Stored entries:
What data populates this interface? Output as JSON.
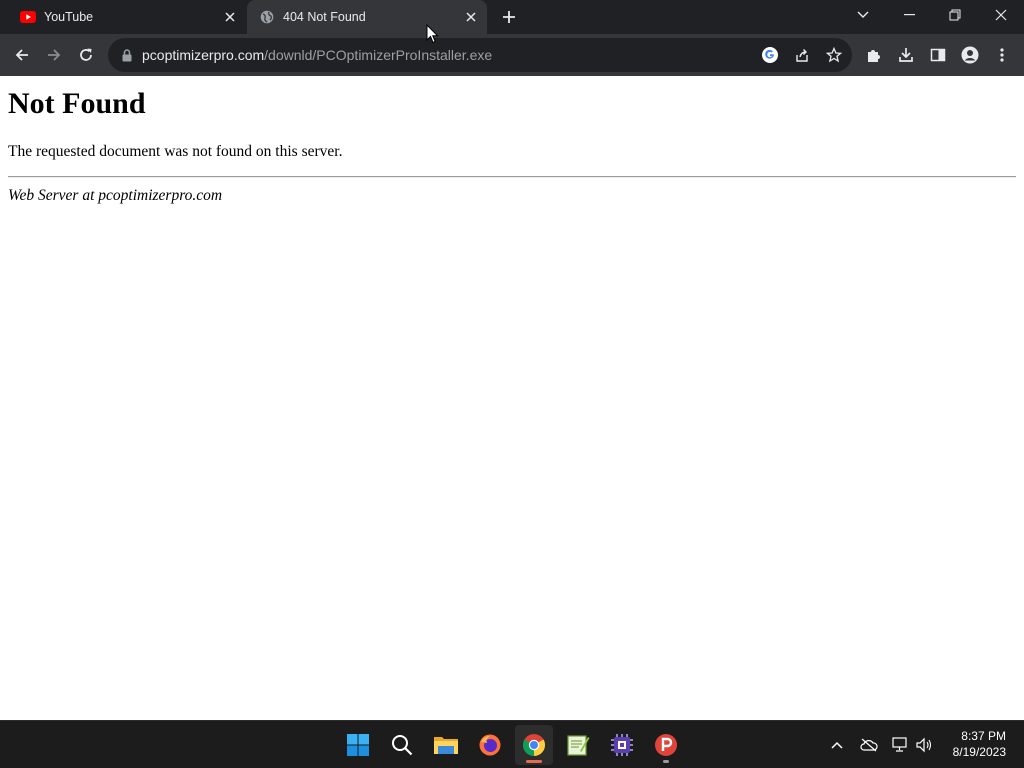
{
  "browser": {
    "tabs": [
      {
        "title": "YouTube",
        "icon": "youtube-icon",
        "active": false
      },
      {
        "title": "404 Not Found",
        "icon": "globe-icon",
        "active": true
      }
    ],
    "address": {
      "domain": "pcoptimizerpro.com",
      "path": "/downld/PCOptimizerProInstaller.exe"
    }
  },
  "page": {
    "heading": "Not Found",
    "message": "The requested document was not found on this server.",
    "signature": "Web Server at pcoptimizerpro.com"
  },
  "taskbar": {
    "apps": [
      {
        "name": "start",
        "icon": "windows-start-icon"
      },
      {
        "name": "search",
        "icon": "search-icon"
      },
      {
        "name": "file-explorer",
        "icon": "folder-icon"
      },
      {
        "name": "firefox",
        "icon": "firefox-icon"
      },
      {
        "name": "chrome",
        "icon": "chrome-icon",
        "active": true
      },
      {
        "name": "notepad-plus",
        "icon": "notepad-icon"
      },
      {
        "name": "cpu-tool",
        "icon": "cpu-chip-icon"
      },
      {
        "name": "psiphon",
        "icon": "p-app-icon"
      }
    ],
    "clock": {
      "time": "8:37 PM",
      "date": "8/19/2023"
    }
  },
  "colors": {
    "tab_strip": "#202124",
    "toolbar": "#35363a",
    "omnibox": "#202124",
    "taskbar": "#1c1c1c",
    "youtube_red": "#ff0000",
    "chrome_indicator": "#e86a4f"
  }
}
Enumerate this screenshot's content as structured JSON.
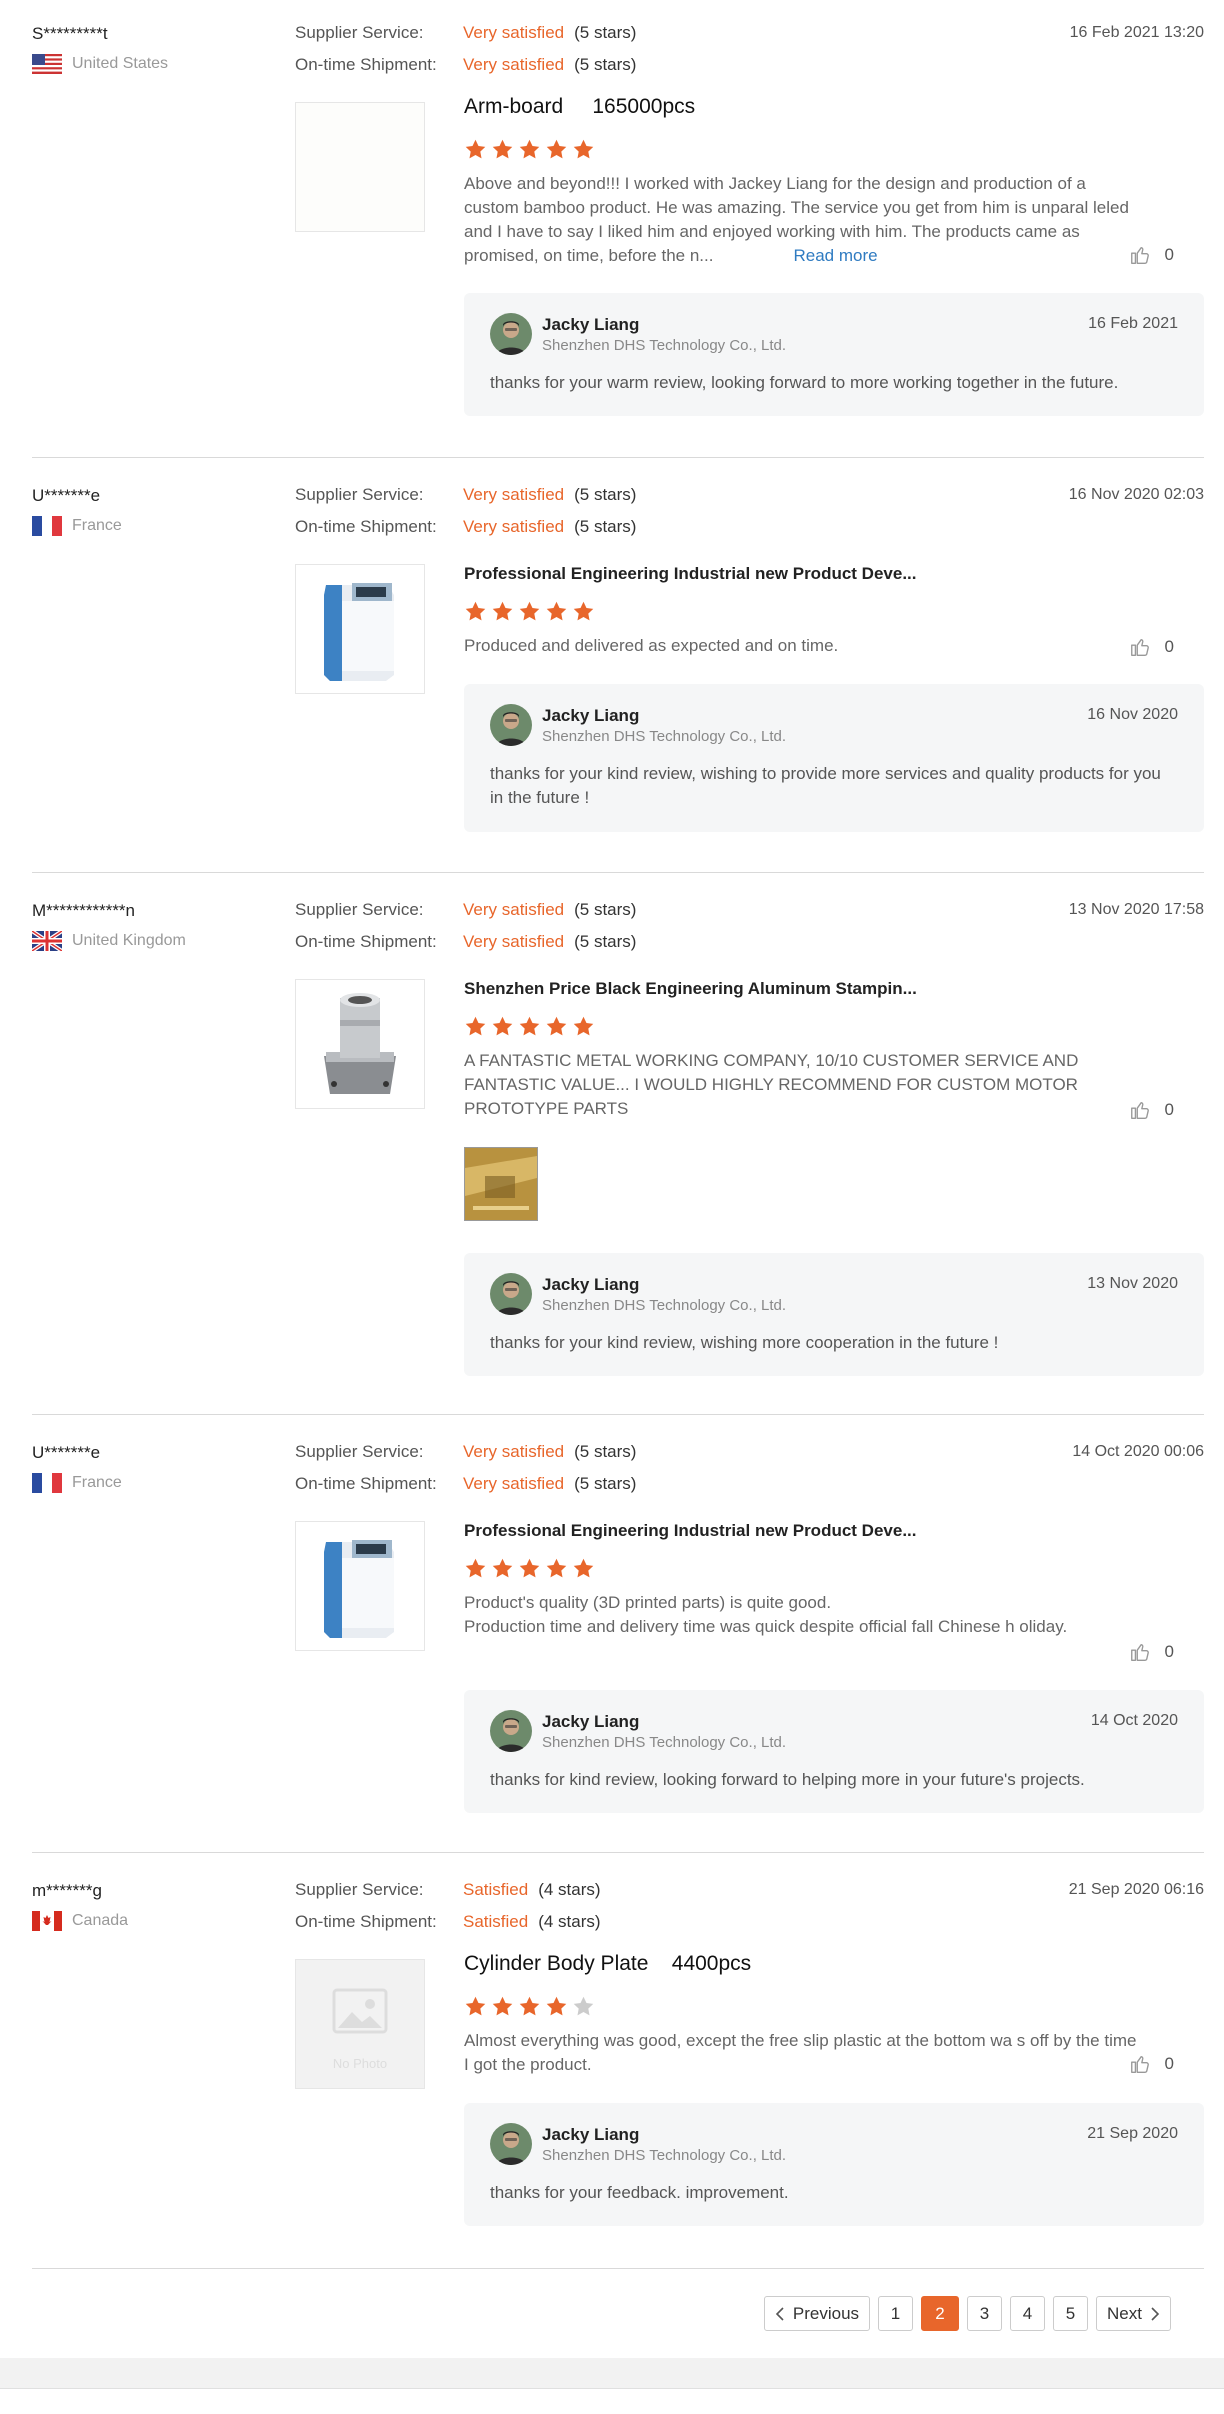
{
  "labels": {
    "supplier_service": "Supplier Service:",
    "ontime_shipment": "On-time Shipment:"
  },
  "colors": {
    "accent": "#e8662b",
    "link": "#2f7bc1",
    "star_empty": "#cccccc"
  },
  "reviews": [
    {
      "user": "S*********t",
      "country": "United States",
      "flag_icon": "us-flag-icon",
      "supplier_service": "Very satisfied",
      "supplier_stars": "(5 stars)",
      "shipment": "Very satisfied",
      "shipment_stars": "(5 stars)",
      "date": "16 Feb 2021 13:20",
      "product": "Arm-board     165000pcs",
      "rating": 5,
      "text": "Above and beyond!!!  I worked with Jackey Liang for the design and production of a custom bamboo product.  He was amazing. The service you get from him is unparal leled and I have to say I liked him and enjoyed working with him. The products came as promised, on time, before the n...",
      "read_more": "Read more",
      "likes": "0",
      "reply": {
        "name": "Jacky Liang",
        "company": "Shenzhen DHS Technology Co., Ltd.",
        "date": "16 Feb 2021",
        "text": "thanks for your warm review, looking forward to more working together in the future."
      }
    },
    {
      "user": "U*******e",
      "country": "France",
      "flag_icon": "france-flag-icon",
      "supplier_service": "Very satisfied",
      "supplier_stars": "(5 stars)",
      "shipment": "Very satisfied",
      "shipment_stars": "(5 stars)",
      "date": "16 Nov 2020 02:03",
      "product": "Professional Engineering Industrial new Product Deve...",
      "rating": 5,
      "text": "Produced and delivered as expected and on time.",
      "likes": "0",
      "reply": {
        "name": "Jacky Liang",
        "company": "Shenzhen DHS Technology Co., Ltd.",
        "date": "16 Nov 2020",
        "text": "thanks for your kind review, wishing to provide more services and quality products for you in the future !"
      }
    },
    {
      "user": "M************n",
      "country": "United Kingdom",
      "flag_icon": "uk-flag-icon",
      "supplier_service": "Very satisfied",
      "supplier_stars": "(5 stars)",
      "shipment": "Very satisfied",
      "shipment_stars": "(5 stars)",
      "date": "13 Nov 2020 17:58",
      "product": "Shenzhen Price Black Engineering Aluminum Stampin...",
      "rating": 5,
      "text": "A FANTASTIC METAL WORKING COMPANY, 10/10 CUSTOMER SERVICE AND FANTASTIC VALUE... I WOULD HIGHLY RECOMMEND FOR CUSTOM MOTOR PROTOTYPE PARTS",
      "likes": "0",
      "reply": {
        "name": "Jacky Liang",
        "company": "Shenzhen DHS Technology Co., Ltd.",
        "date": "13 Nov 2020",
        "text": "thanks for your kind review, wishing more cooperation in the future !"
      }
    },
    {
      "user": "U*******e",
      "country": "France",
      "flag_icon": "france-flag-icon",
      "supplier_service": "Very satisfied",
      "supplier_stars": "(5 stars)",
      "shipment": "Very satisfied",
      "shipment_stars": "(5 stars)",
      "date": "14 Oct 2020 00:06",
      "product": "Professional Engineering Industrial new Product Deve...",
      "rating": 5,
      "text": "Product's quality (3D printed parts) is quite good.\nProduction time and delivery time was quick despite official fall Chinese h oliday.",
      "likes": "0",
      "reply": {
        "name": "Jacky Liang",
        "company": "Shenzhen DHS Technology Co., Ltd.",
        "date": "14 Oct 2020",
        "text": "thanks for kind review, looking forward to helping more in your future's projects."
      }
    },
    {
      "user": "m*******g",
      "country": "Canada",
      "flag_icon": "canada-flag-icon",
      "supplier_service": "Satisfied",
      "supplier_stars": "(4 stars)",
      "shipment": "Satisfied",
      "shipment_stars": "(4 stars)",
      "date": "21 Sep 2020 06:16",
      "product": "Cylinder Body Plate    4400pcs",
      "rating": 4,
      "no_photo": "No Photo",
      "text": "Almost everything was good, except the free slip plastic at the bottom wa s off by the time I got the product.",
      "likes": "0",
      "reply": {
        "name": "Jacky Liang",
        "company": "Shenzhen DHS Technology Co., Ltd.",
        "date": "21 Sep 2020",
        "text": "thanks for your feedback. improvement."
      }
    }
  ],
  "pagination": {
    "previous": "Previous",
    "pages": [
      "1",
      "2",
      "3",
      "4",
      "5"
    ],
    "current": "2",
    "next": "Next"
  }
}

**TASK REQUIREMENTS**
List the lines of the material in which the word "quality" occurs.

**COMPLETED TASK**
        "text": "thanks for your kind review, wishing to provide more services and quality products for you in the future !"
      "text": "Product's quality (3D printed parts) is quite good.\nProduction time and delivery time was quick despite official fall Chinese h oliday.",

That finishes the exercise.